§ Task details
Search the material below for the string "drop" and extract each line that has it.

§ Records supplied
───

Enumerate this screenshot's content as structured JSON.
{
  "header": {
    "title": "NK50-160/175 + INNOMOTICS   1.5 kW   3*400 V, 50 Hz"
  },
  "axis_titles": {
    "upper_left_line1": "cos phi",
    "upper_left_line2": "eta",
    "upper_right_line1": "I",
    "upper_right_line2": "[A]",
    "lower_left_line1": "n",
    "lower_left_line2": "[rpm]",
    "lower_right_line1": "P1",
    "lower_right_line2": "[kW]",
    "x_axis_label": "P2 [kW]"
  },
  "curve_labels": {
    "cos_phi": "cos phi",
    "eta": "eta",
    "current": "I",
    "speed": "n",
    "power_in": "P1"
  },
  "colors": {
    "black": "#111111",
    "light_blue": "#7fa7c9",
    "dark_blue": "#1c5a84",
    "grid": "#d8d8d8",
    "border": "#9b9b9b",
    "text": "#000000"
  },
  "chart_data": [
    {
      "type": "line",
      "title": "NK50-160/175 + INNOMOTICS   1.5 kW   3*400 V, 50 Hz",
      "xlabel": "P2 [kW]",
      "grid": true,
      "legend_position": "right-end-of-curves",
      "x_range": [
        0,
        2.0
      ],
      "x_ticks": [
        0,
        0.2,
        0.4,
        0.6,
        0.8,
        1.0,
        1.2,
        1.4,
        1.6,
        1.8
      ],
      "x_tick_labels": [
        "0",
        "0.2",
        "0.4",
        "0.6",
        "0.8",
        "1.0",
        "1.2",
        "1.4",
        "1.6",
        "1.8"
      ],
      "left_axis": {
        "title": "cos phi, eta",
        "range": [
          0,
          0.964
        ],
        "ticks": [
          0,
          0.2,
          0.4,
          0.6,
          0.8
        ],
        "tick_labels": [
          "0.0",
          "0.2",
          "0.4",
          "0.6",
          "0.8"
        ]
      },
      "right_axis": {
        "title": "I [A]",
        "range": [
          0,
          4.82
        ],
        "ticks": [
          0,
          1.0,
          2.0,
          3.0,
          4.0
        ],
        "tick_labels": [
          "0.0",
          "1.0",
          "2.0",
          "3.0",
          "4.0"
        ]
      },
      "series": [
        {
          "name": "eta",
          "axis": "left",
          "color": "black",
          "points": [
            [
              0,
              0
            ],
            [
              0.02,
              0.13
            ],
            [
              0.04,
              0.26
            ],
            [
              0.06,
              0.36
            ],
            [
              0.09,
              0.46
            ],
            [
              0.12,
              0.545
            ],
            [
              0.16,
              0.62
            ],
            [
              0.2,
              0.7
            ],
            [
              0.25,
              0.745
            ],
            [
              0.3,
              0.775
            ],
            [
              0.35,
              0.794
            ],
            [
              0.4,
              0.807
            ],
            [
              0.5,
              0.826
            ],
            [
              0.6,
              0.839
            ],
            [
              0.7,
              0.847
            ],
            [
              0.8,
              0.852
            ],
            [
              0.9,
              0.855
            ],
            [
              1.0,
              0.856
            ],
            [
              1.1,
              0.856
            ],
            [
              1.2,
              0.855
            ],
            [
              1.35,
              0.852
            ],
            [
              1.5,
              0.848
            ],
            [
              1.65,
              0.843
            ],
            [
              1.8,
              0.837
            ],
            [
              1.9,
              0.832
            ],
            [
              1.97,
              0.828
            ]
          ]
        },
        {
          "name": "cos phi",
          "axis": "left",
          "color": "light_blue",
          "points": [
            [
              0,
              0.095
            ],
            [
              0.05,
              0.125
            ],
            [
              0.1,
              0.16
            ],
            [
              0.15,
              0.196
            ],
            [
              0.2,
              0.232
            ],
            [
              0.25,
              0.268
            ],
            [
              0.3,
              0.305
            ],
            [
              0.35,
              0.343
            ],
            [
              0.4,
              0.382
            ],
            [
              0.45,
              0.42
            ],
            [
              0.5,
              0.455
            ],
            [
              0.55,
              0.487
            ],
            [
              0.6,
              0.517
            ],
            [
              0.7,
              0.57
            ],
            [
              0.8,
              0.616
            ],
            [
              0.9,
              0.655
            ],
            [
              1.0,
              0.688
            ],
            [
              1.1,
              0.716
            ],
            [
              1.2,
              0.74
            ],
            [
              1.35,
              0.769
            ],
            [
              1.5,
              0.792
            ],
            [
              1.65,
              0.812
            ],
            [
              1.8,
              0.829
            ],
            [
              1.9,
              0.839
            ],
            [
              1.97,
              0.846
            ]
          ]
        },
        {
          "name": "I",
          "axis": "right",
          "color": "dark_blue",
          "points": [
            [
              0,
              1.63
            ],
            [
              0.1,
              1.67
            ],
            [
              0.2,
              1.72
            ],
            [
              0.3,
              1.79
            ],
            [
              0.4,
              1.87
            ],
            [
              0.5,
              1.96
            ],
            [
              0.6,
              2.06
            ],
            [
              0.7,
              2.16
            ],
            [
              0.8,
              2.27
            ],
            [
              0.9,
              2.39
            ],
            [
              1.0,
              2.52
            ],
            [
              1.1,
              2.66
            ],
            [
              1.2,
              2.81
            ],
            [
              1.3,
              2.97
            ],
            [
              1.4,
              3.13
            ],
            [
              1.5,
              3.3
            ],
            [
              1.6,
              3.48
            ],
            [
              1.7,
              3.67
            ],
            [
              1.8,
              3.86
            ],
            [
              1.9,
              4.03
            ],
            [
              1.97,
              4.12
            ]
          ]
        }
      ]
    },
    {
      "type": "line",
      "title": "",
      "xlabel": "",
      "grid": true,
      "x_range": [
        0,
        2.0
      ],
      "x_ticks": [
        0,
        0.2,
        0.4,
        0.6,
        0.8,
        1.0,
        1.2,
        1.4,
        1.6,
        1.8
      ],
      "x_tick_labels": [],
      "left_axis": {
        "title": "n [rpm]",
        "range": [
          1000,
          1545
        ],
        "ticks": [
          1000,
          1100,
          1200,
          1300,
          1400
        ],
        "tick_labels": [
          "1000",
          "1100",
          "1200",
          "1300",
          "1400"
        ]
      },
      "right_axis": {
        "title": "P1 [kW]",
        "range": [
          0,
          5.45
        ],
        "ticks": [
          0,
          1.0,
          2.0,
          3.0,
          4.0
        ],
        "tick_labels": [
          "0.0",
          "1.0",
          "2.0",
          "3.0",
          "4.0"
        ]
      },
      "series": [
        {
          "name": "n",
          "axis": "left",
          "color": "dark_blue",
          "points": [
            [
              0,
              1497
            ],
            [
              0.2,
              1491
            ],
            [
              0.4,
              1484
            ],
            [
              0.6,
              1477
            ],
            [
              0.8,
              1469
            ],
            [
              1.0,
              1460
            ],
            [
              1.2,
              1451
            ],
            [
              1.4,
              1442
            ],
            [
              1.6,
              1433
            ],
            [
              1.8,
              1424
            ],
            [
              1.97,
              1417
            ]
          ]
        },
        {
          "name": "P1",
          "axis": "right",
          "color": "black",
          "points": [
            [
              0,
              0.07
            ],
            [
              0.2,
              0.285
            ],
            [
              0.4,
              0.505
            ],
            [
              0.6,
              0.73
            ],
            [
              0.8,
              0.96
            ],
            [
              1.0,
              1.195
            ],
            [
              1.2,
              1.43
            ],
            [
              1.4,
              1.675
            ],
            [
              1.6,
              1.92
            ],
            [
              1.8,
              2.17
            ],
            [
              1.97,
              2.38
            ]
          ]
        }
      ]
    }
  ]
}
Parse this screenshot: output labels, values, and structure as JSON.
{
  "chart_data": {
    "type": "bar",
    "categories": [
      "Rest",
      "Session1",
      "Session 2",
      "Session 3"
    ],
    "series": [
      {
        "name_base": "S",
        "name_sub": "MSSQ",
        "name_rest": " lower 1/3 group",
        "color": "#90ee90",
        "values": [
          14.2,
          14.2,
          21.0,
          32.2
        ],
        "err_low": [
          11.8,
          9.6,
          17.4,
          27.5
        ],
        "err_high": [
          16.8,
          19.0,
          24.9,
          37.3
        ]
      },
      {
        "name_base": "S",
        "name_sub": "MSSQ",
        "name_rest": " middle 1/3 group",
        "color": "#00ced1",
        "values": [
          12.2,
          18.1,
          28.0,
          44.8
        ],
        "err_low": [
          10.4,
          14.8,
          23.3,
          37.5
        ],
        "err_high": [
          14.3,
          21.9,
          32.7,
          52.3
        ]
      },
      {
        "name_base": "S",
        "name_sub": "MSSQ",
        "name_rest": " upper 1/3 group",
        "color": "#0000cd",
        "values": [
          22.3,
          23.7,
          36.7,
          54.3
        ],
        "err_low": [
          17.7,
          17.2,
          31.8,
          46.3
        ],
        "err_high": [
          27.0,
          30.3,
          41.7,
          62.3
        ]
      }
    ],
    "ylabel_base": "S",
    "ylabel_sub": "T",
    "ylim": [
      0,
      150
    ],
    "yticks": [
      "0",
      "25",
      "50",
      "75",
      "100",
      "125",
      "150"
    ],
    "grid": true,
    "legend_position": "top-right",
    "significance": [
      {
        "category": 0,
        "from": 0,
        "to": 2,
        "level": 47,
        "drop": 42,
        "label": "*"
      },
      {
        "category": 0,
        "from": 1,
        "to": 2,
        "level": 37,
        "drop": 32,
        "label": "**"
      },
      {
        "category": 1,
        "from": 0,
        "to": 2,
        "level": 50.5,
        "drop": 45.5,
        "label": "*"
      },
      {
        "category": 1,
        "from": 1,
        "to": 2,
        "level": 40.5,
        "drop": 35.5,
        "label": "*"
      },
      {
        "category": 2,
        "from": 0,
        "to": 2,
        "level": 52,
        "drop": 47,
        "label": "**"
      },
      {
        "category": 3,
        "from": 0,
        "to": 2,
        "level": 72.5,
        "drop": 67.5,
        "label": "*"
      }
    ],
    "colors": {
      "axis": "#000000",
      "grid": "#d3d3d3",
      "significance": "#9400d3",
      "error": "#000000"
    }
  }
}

───

§ Written reply
        "drop": 42,
        "drop": 32,
        "drop": 45.5,
        "drop": 35.5,
        "drop": 47,
        "drop": 67.5,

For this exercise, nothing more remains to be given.